BRIEF – In the entries below, count every line containing "bottom". Reply with the number alone.

** START RECORD LIST **

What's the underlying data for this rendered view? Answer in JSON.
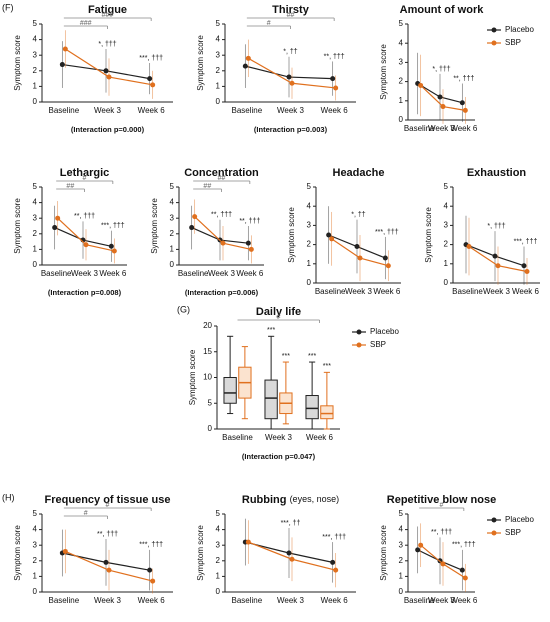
{
  "chart_data": [
    {
      "type": "line",
      "panel_label": "(F)",
      "title": "Fatigue",
      "y_label": "Symptom score",
      "categories": [
        "Baseline",
        "Week 3",
        "Week 6"
      ],
      "series": [
        {
          "color": "#222222",
          "values": [
            2.4,
            2.0,
            1.5
          ],
          "errors": [
            1.5,
            1.4,
            1.0
          ]
        },
        {
          "color": "#e0701e",
          "values": [
            3.4,
            1.6,
            1.1
          ],
          "errors": [
            1.2,
            1.2,
            0.9
          ]
        }
      ],
      "ylim": [
        0,
        5
      ],
      "yticks": [
        0,
        1,
        2,
        3,
        4,
        5
      ],
      "point_labels": [
        null,
        "*, †††",
        "***, †††"
      ],
      "brackets": [
        "###",
        "###"
      ],
      "annotation": "(Interaction p=0.000)"
    },
    {
      "type": "line",
      "title": "Thirsty",
      "y_label": "Symptom score",
      "categories": [
        "Baseline",
        "Week 3",
        "Week 6"
      ],
      "series": [
        {
          "color": "#222222",
          "values": [
            2.3,
            1.6,
            1.5
          ],
          "errors": [
            1.4,
            1.3,
            1.1
          ]
        },
        {
          "color": "#e0701e",
          "values": [
            2.8,
            1.2,
            0.9
          ],
          "errors": [
            1.2,
            1.0,
            0.8
          ]
        }
      ],
      "ylim": [
        0,
        5
      ],
      "yticks": [
        0,
        1,
        2,
        3,
        4,
        5
      ],
      "point_labels": [
        null,
        "*, ††",
        "**, †††"
      ],
      "brackets": [
        "##",
        "#"
      ],
      "annotation": "(Interaction p=0.003)"
    },
    {
      "type": "line",
      "title": "Amount of work",
      "y_label": "Symptom score",
      "categories": [
        "Baseline",
        "Week 3",
        "Week 6"
      ],
      "legend": "right",
      "series": [
        {
          "name": "Placebo",
          "color": "#222222",
          "values": [
            1.9,
            1.2,
            0.9
          ],
          "errors": [
            1.6,
            1.2,
            1.0
          ]
        },
        {
          "name": "SBP",
          "color": "#e0701e",
          "values": [
            1.8,
            0.7,
            0.5
          ],
          "errors": [
            1.6,
            0.9,
            0.7
          ]
        }
      ],
      "ylim": [
        0,
        5
      ],
      "yticks": [
        0,
        1,
        2,
        3,
        4,
        5
      ],
      "point_labels": [
        null,
        "*, †††",
        "**, †††"
      ]
    },
    {
      "type": "line",
      "title": "Lethargic",
      "y_label": "Symptom score",
      "categories": [
        "Baseline",
        "Week 3",
        "Week 6"
      ],
      "series": [
        {
          "color": "#222222",
          "values": [
            2.4,
            1.6,
            1.2
          ],
          "errors": [
            1.4,
            1.2,
            1.0
          ]
        },
        {
          "color": "#e0701e",
          "values": [
            3.0,
            1.3,
            0.9
          ],
          "errors": [
            1.1,
            1.0,
            0.8
          ]
        }
      ],
      "ylim": [
        0,
        5
      ],
      "yticks": [
        0,
        1,
        2,
        3,
        4,
        5
      ],
      "point_labels": [
        null,
        "**, †††",
        "***, †††"
      ],
      "brackets": [
        "#",
        "##"
      ],
      "annotation": "(Interaction p=0.008)"
    },
    {
      "type": "line",
      "title": "Concentration",
      "y_label": "Symptom score",
      "categories": [
        "Baseline",
        "Week 3",
        "Week 6"
      ],
      "series": [
        {
          "color": "#222222",
          "values": [
            2.4,
            1.6,
            1.4
          ],
          "errors": [
            1.4,
            1.3,
            1.1
          ]
        },
        {
          "color": "#e0701e",
          "values": [
            3.1,
            1.4,
            1.0
          ],
          "errors": [
            1.1,
            1.1,
            0.9
          ]
        }
      ],
      "ylim": [
        0,
        5
      ],
      "yticks": [
        0,
        1,
        2,
        3,
        4,
        5
      ],
      "point_labels": [
        null,
        "**, †††",
        "**, †††"
      ],
      "brackets": [
        "##",
        "##"
      ],
      "annotation": "(Interaction p=0.006)"
    },
    {
      "type": "line",
      "title": "Headache",
      "y_label": "Symptom score",
      "categories": [
        "Baseline",
        "Week 3",
        "Week 6"
      ],
      "series": [
        {
          "color": "#222222",
          "values": [
            2.5,
            1.9,
            1.3
          ],
          "errors": [
            1.5,
            1.4,
            1.1
          ]
        },
        {
          "color": "#e0701e",
          "values": [
            2.3,
            1.3,
            0.9
          ],
          "errors": [
            1.4,
            1.2,
            0.8
          ]
        }
      ],
      "ylim": [
        0,
        5
      ],
      "yticks": [
        0,
        1,
        2,
        3,
        4,
        5
      ],
      "point_labels": [
        null,
        "*, ††",
        "***, †††"
      ]
    },
    {
      "type": "line",
      "title": "Exhaustion",
      "y_label": "Symptom score",
      "categories": [
        "Baseline",
        "Week 3",
        "Week 6"
      ],
      "series": [
        {
          "color": "#222222",
          "values": [
            2.0,
            1.4,
            0.9
          ],
          "errors": [
            1.5,
            1.3,
            1.0
          ]
        },
        {
          "color": "#e0701e",
          "values": [
            1.9,
            0.9,
            0.6
          ],
          "errors": [
            1.5,
            1.0,
            0.7
          ]
        }
      ],
      "ylim": [
        0,
        5
      ],
      "yticks": [
        0,
        1,
        2,
        3,
        4,
        5
      ],
      "point_labels": [
        null,
        "*, †††",
        "***, †††"
      ]
    },
    {
      "type": "box",
      "panel_label": "(G)",
      "title": "Daily life",
      "y_label": "Symptom score",
      "categories": [
        "Baseline",
        "Week 3",
        "Week 6"
      ],
      "legend": "right",
      "series": [
        {
          "name": "Placebo",
          "color": "#222222",
          "fill": "#d9d9d9",
          "min": [
            3,
            0,
            0
          ],
          "q1": [
            5,
            2,
            2
          ],
          "median": [
            7,
            6,
            4
          ],
          "q3": [
            10,
            9.5,
            6.5
          ],
          "max": [
            18,
            18,
            13
          ]
        },
        {
          "name": "SBP",
          "color": "#e0701e",
          "fill": "#fbe3cf",
          "min": [
            2,
            1,
            0
          ],
          "q1": [
            6,
            3,
            2
          ],
          "median": [
            9,
            5,
            3
          ],
          "q3": [
            12,
            7,
            4.5
          ],
          "max": [
            16,
            13,
            11
          ]
        }
      ],
      "ylim": [
        0,
        20
      ],
      "yticks": [
        0,
        5,
        10,
        15,
        20
      ],
      "point_labels": [
        null,
        "***",
        "***"
      ],
      "brackets": [
        "#"
      ],
      "annotation": "(Interaction p=0.047)"
    },
    {
      "type": "line",
      "panel_label": "(H)",
      "title": "Frequency of tissue use",
      "y_label": "Symptom score",
      "categories": [
        "Baseline",
        "Week 3",
        "Week 6"
      ],
      "series": [
        {
          "color": "#222222",
          "values": [
            2.5,
            1.9,
            1.4
          ],
          "errors": [
            1.5,
            1.5,
            1.3
          ]
        },
        {
          "color": "#e0701e",
          "values": [
            2.6,
            1.4,
            0.7
          ],
          "errors": [
            1.4,
            1.3,
            0.8
          ]
        }
      ],
      "ylim": [
        0,
        5
      ],
      "yticks": [
        0,
        1,
        2,
        3,
        4,
        5
      ],
      "point_labels": [
        null,
        "**, †††",
        "***, †††"
      ],
      "brackets": [
        "#",
        "#"
      ]
    },
    {
      "type": "line",
      "title": "Rubbing",
      "subtitle": "(eyes, nose)",
      "y_label": "Symptom score",
      "categories": [
        "Baseline",
        "Week 3",
        "Week 6"
      ],
      "series": [
        {
          "color": "#222222",
          "values": [
            3.2,
            2.5,
            1.9
          ],
          "errors": [
            1.5,
            1.6,
            1.3
          ]
        },
        {
          "color": "#e0701e",
          "values": [
            3.2,
            2.1,
            1.4
          ],
          "errors": [
            1.4,
            1.4,
            1.1
          ]
        }
      ],
      "ylim": [
        0,
        5
      ],
      "yticks": [
        0,
        1,
        2,
        3,
        4,
        5
      ],
      "point_labels": [
        null,
        "***, ††",
        "***, †††"
      ]
    },
    {
      "type": "line",
      "title": "Repetitive blow nose",
      "y_label": "Symptom score",
      "categories": [
        "Baseline",
        "Week 3",
        "Week 6"
      ],
      "legend": "right",
      "series": [
        {
          "name": "Placebo",
          "color": "#222222",
          "values": [
            2.7,
            2.0,
            1.4
          ],
          "errors": [
            1.5,
            1.5,
            1.3
          ]
        },
        {
          "name": "SBP",
          "color": "#e0701e",
          "values": [
            3.0,
            1.8,
            0.9
          ],
          "errors": [
            1.4,
            1.4,
            0.9
          ]
        }
      ],
      "ylim": [
        0,
        5
      ],
      "yticks": [
        0,
        1,
        2,
        3,
        4,
        5
      ],
      "point_labels": [
        null,
        "**, †††",
        "***, †††"
      ],
      "brackets": [
        "#"
      ]
    }
  ]
}
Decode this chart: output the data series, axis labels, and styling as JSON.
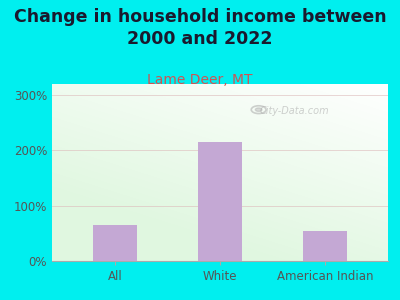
{
  "title": "Change in household income between\n2000 and 2022",
  "subtitle": "Lame Deer, MT",
  "categories": [
    "All",
    "White",
    "American Indian"
  ],
  "values": [
    65,
    215,
    55
  ],
  "bar_color": "#c4a8d4",
  "outer_bg": "#00efef",
  "title_fontsize": 12.5,
  "subtitle_fontsize": 10,
  "subtitle_color": "#cc5555",
  "title_color": "#1a1a2e",
  "yticks": [
    0,
    100,
    200,
    300
  ],
  "ytick_labels": [
    "0%",
    "100%",
    "200%",
    "300%"
  ],
  "ylim": [
    0,
    320
  ],
  "watermark": "City-Data.com",
  "tick_label_color": "#555555"
}
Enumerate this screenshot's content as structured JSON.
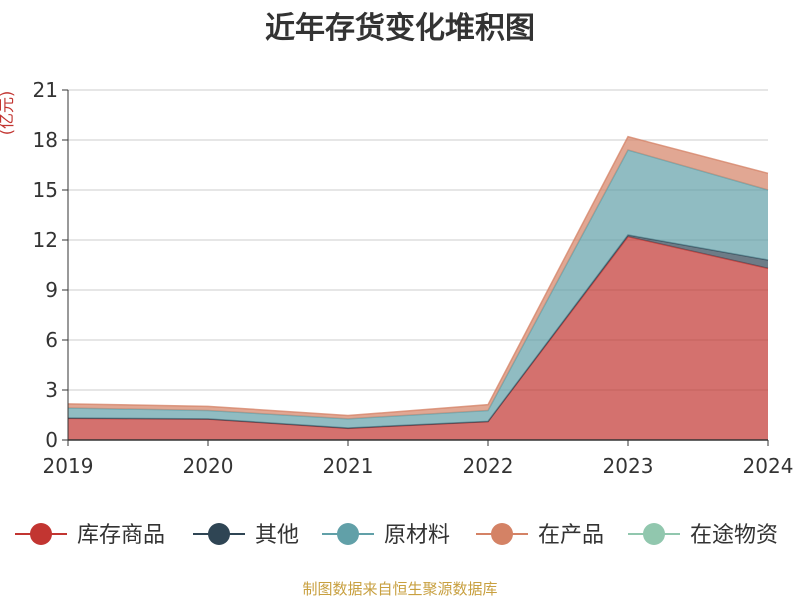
{
  "chart_data": {
    "type": "area",
    "title": "近年存货变化堆积图",
    "ylabel": "(亿元)",
    "xlabel": "",
    "x": [
      "2019",
      "2020",
      "2021",
      "2022",
      "2023",
      "2024"
    ],
    "yticks": [
      "0",
      "3",
      "6",
      "9",
      "12",
      "15",
      "18",
      "21"
    ],
    "ylim": [
      0,
      21
    ],
    "stacked": true,
    "grid": true,
    "legend_position": "bottom",
    "series": [
      {
        "name": "库存商品",
        "color": "#c23531",
        "values": [
          1.3,
          1.25,
          0.7,
          1.1,
          12.2,
          10.3
        ]
      },
      {
        "name": "其他",
        "color": "#2f4554",
        "values": [
          0.02,
          0.02,
          0.02,
          0.02,
          0.1,
          0.5
        ]
      },
      {
        "name": "原材料",
        "color": "#61a0a8",
        "values": [
          0.6,
          0.5,
          0.55,
          0.65,
          5.1,
          4.2
        ]
      },
      {
        "name": "在产品",
        "color": "#d48265",
        "values": [
          0.25,
          0.25,
          0.2,
          0.35,
          0.8,
          1.0
        ]
      },
      {
        "name": "在途物资",
        "color": "#91c7ae",
        "values": [
          0.0,
          0.0,
          0.0,
          0.0,
          0.0,
          0.0
        ]
      }
    ]
  },
  "source_text": "制图数据来自恒生聚源数据库",
  "colors": {
    "unit_label": "#c23531",
    "source_text": "#c8a040",
    "axis": "#333333",
    "grid": "#cccccc"
  }
}
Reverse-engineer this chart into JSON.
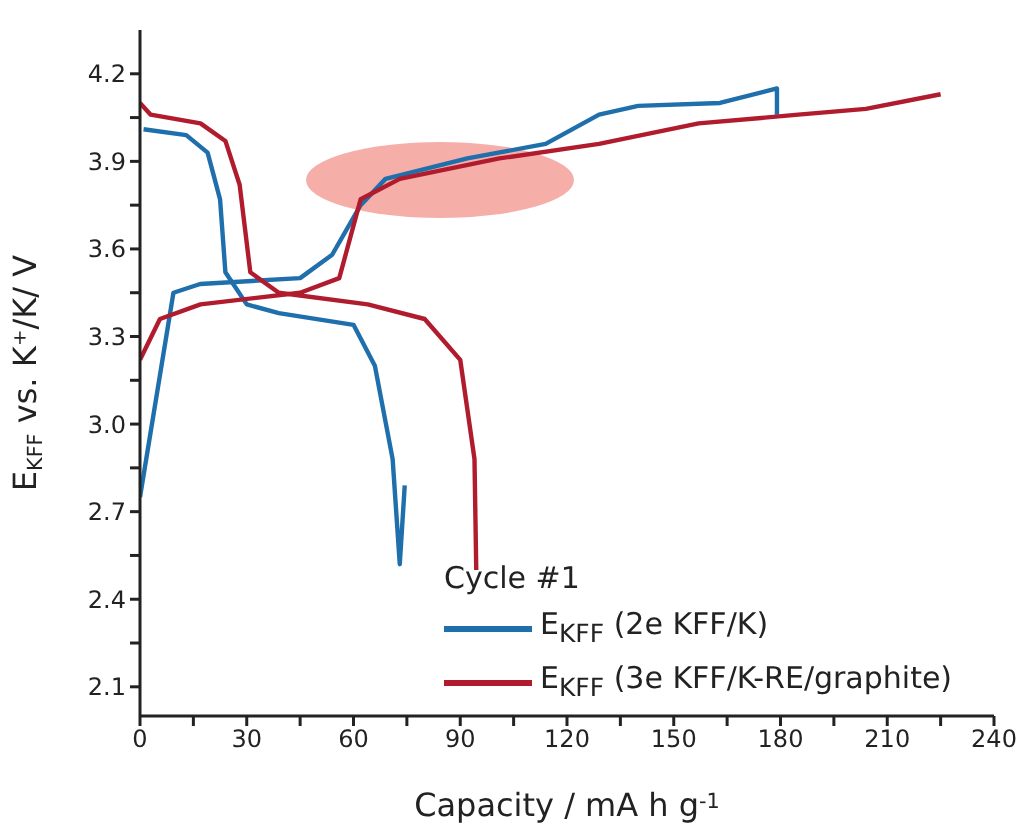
{
  "chart_data": {
    "type": "line",
    "xlabel": "Capacity / mA h g$^{-1}$",
    "ylabel": "E$_{KFF}$ vs. K⁺/K/ V",
    "legend_title": "Cycle #1",
    "legend": "bottom right",
    "marker": "none",
    "line_style": "solid",
    "grid": false,
    "xlim": [
      0,
      240
    ],
    "xticks": [
      0,
      {
        "value": 15,
        "label": null
      },
      30,
      {
        "value": 45,
        "label": null
      },
      60,
      {
        "value": 75,
        "label": null
      },
      90,
      {
        "value": 105,
        "label": null
      },
      120,
      {
        "value": 135,
        "label": null
      },
      150,
      {
        "value": 165,
        "label": null
      },
      180,
      {
        "value": 195,
        "label": null
      },
      210,
      {
        "value": 225,
        "label": null
      },
      240
    ],
    "ylim": [
      2.0,
      4.35
    ],
    "yticks": [
      2.1,
      {
        "value": 2.25,
        "label": null
      },
      2.4,
      {
        "value": 2.55,
        "label": null
      },
      2.7,
      {
        "value": 2.85,
        "label": null
      },
      {
        "value": 3.0,
        "label": "3.0"
      },
      {
        "value": 3.15,
        "label": null
      },
      3.3,
      {
        "value": 3.45,
        "label": null
      },
      3.6,
      {
        "value": 3.75,
        "label": null
      },
      3.9,
      {
        "value": 4.05,
        "label": null
      },
      4.2
    ],
    "series": [
      {
        "name": "E$_{KFF}$ (2e KFF/K)",
        "color": "#1f6fad",
        "x": [
          0,
          9.4,
          16.9,
          45,
          54,
          62,
          69,
          92,
          114,
          129,
          140,
          163,
          179,
          179,
          90,
          1,
          13,
          19,
          22.5,
          24,
          30,
          39,
          60,
          66,
          71,
          73,
          74.4
        ],
        "values": [
          2.75,
          3.45,
          3.48,
          3.5,
          3.58,
          3.75,
          3.84,
          3.91,
          3.96,
          4.06,
          4.09,
          4.1,
          4.15,
          4.06,
          null,
          4.01,
          3.99,
          3.93,
          3.77,
          3.52,
          3.41,
          3.38,
          3.34,
          3.2,
          2.88,
          2.52,
          2.79
        ]
      },
      {
        "name": "E$_{KFF}$ (3e KFF/K-RE/graphite)",
        "color": "#b01c2e",
        "x": [
          0,
          5.6,
          17,
          45,
          56,
          62,
          73,
          101,
          129,
          157,
          185,
          204,
          225,
          100,
          0,
          3,
          17,
          24,
          28,
          31,
          39,
          64,
          80,
          90,
          94,
          94.5
        ],
        "values": [
          3.22,
          3.36,
          3.41,
          3.45,
          3.5,
          3.77,
          3.84,
          3.91,
          3.96,
          4.03,
          4.06,
          4.08,
          4.13,
          null,
          4.1,
          4.06,
          4.03,
          3.97,
          3.82,
          3.52,
          3.45,
          3.41,
          3.36,
          3.22,
          2.88,
          2.5
        ]
      }
    ]
  }
}
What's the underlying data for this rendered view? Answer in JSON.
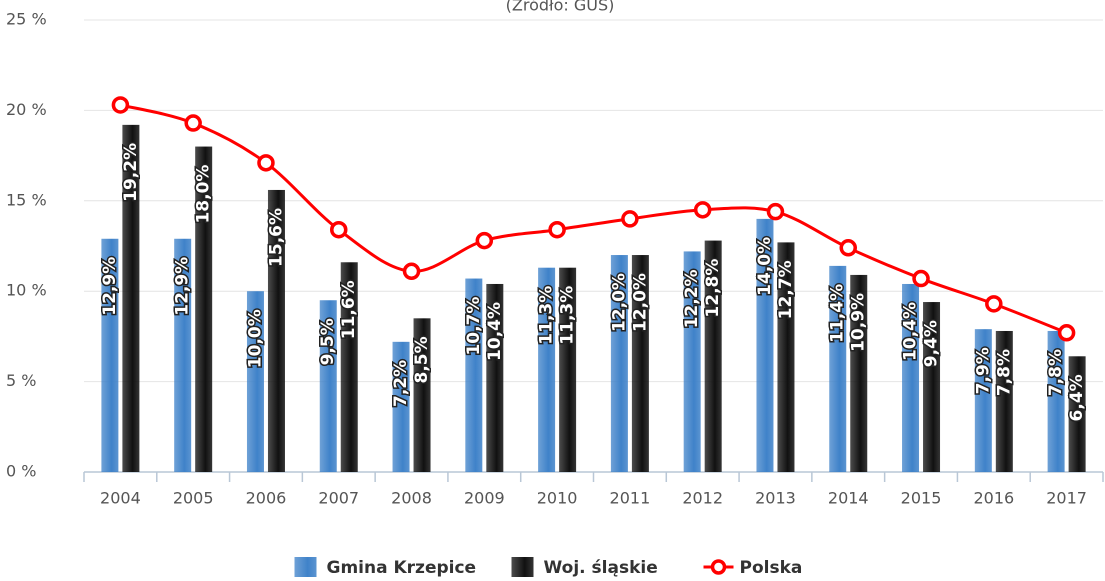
{
  "chart_data": {
    "type": "bar",
    "subtitle": "(Źródło: GUS)",
    "categories": [
      "2004",
      "2005",
      "2006",
      "2007",
      "2008",
      "2009",
      "2010",
      "2011",
      "2012",
      "2013",
      "2014",
      "2015",
      "2016",
      "2017"
    ],
    "series": [
      {
        "name": "Gmina Krzepice",
        "color": "#3f82c9",
        "type": "bar",
        "values": [
          12.9,
          12.9,
          10.0,
          9.5,
          7.2,
          10.7,
          11.3,
          12.0,
          12.2,
          14.0,
          11.4,
          10.4,
          7.9,
          7.8
        ],
        "value_labels": [
          "12,9%",
          "12,9%",
          "10,0%",
          "9,5%",
          "7,2%",
          "10,7%",
          "11,3%",
          "12,0%",
          "12,2%",
          "14,0%",
          "11,4%",
          "10,4%",
          "7,9%",
          "7,8%"
        ]
      },
      {
        "name": "Woj. śląskie",
        "color": "#111111",
        "type": "bar",
        "values": [
          19.2,
          18.0,
          15.6,
          11.6,
          8.5,
          10.4,
          11.3,
          12.0,
          12.8,
          12.7,
          10.9,
          9.4,
          7.8,
          6.4
        ],
        "value_labels": [
          "19,2%",
          "18,0%",
          "15,6%",
          "11,6%",
          "8,5%",
          "10,4%",
          "11,3%",
          "12,0%",
          "12,8%",
          "12,7%",
          "10,9%",
          "9,4%",
          "7,8%",
          "6,4%"
        ]
      },
      {
        "name": "Polska",
        "color": "#ff0000",
        "type": "line",
        "values": [
          20.3,
          19.3,
          17.1,
          13.4,
          11.1,
          12.8,
          13.4,
          14.0,
          14.5,
          14.4,
          12.4,
          10.7,
          9.3,
          7.7
        ]
      }
    ],
    "ylim": [
      0,
      25
    ],
    "yticks": [
      {
        "value": 0,
        "label": "0 %"
      },
      {
        "value": 5,
        "label": "5 %"
      },
      {
        "value": 10,
        "label": "10 %"
      },
      {
        "value": 15,
        "label": "15 %"
      },
      {
        "value": 20,
        "label": "20 %"
      },
      {
        "value": 25,
        "label": "25 %"
      }
    ],
    "grid": true,
    "legend": "bottom"
  }
}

** END RECORD LIST **

FINAL RESULT – 3